• [THE TASK]
Copy out each line in the material below that has the word "grid".

+++ RECORD SET +++

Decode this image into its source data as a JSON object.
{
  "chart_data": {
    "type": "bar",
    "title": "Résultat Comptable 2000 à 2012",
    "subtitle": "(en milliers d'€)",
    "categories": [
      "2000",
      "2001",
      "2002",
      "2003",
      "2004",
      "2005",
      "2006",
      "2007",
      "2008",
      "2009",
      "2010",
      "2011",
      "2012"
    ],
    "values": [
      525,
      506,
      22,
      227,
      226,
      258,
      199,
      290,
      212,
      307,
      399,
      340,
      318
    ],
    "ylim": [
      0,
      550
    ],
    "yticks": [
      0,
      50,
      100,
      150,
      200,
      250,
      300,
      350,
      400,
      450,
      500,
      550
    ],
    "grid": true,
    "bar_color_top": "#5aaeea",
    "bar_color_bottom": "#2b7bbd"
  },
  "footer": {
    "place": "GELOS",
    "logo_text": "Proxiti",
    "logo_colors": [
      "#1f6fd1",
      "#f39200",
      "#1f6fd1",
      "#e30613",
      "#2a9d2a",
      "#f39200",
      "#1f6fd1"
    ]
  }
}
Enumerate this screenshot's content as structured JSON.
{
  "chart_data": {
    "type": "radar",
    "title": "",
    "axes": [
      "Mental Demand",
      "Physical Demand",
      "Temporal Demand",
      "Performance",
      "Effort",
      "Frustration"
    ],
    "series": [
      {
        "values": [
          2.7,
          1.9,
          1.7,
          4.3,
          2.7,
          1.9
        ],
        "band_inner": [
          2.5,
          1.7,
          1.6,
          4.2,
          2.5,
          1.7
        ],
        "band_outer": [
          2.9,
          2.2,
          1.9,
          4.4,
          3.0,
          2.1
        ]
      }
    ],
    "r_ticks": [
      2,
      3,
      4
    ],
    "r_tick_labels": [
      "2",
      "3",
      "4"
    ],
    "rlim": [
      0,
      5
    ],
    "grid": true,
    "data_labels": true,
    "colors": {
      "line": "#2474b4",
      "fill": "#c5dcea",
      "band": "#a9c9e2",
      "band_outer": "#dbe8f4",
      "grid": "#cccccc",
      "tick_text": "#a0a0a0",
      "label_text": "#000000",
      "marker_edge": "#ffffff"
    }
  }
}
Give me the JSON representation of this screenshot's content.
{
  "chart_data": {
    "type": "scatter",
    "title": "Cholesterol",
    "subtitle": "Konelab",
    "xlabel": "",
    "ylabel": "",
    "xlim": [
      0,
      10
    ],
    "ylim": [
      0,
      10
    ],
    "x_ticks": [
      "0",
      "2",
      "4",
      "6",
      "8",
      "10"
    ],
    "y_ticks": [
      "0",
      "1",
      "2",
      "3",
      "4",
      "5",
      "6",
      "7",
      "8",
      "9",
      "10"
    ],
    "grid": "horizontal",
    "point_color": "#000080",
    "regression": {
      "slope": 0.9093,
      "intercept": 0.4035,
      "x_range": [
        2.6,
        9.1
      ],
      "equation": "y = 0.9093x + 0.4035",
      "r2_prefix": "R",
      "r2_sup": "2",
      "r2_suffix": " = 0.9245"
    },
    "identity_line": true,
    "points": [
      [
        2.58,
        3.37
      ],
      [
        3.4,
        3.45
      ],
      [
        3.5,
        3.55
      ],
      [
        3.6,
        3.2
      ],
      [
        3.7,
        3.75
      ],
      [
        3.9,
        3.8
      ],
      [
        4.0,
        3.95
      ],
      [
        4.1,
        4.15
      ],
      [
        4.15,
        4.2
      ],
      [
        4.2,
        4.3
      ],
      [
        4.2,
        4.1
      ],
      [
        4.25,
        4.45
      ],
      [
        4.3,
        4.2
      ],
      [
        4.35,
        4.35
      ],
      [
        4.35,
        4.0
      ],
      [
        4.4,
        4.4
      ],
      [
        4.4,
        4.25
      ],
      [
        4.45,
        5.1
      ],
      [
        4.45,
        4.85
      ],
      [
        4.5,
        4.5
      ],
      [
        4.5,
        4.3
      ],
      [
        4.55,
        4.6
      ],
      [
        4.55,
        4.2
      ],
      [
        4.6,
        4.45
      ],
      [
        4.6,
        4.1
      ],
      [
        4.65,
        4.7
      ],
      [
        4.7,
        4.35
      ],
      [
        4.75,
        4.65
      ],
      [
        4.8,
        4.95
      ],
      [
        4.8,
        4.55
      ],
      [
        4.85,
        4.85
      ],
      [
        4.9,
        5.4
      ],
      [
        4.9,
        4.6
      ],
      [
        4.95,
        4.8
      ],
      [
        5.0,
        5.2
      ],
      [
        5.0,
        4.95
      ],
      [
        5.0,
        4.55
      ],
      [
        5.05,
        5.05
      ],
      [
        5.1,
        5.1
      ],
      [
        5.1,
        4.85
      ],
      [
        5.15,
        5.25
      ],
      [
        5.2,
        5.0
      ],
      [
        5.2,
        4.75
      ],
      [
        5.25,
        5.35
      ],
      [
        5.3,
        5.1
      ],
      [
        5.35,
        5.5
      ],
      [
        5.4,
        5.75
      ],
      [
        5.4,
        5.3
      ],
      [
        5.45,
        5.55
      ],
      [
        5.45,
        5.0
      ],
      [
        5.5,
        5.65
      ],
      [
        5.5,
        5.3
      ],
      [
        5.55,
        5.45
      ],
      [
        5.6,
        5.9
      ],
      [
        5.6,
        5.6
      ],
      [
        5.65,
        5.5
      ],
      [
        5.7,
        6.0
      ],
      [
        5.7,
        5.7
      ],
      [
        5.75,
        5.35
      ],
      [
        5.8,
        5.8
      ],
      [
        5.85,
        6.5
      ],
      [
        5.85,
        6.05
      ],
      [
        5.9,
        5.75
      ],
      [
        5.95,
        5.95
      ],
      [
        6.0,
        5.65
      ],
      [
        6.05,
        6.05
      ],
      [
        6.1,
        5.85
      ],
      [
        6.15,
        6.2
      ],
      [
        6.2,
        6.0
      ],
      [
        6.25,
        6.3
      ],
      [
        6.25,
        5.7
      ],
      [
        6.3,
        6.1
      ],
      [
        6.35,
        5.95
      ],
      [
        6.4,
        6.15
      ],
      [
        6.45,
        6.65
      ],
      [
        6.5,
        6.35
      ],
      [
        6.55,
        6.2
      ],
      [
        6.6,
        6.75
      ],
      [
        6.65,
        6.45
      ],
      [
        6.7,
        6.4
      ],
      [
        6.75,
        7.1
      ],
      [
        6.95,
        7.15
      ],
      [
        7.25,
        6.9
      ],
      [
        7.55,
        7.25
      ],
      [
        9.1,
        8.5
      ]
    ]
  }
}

+++

• [FINAL RESULT]
    "grid": true,
    "grid": true,
      "grid": "#cccccc",
    "grid": "horizontal",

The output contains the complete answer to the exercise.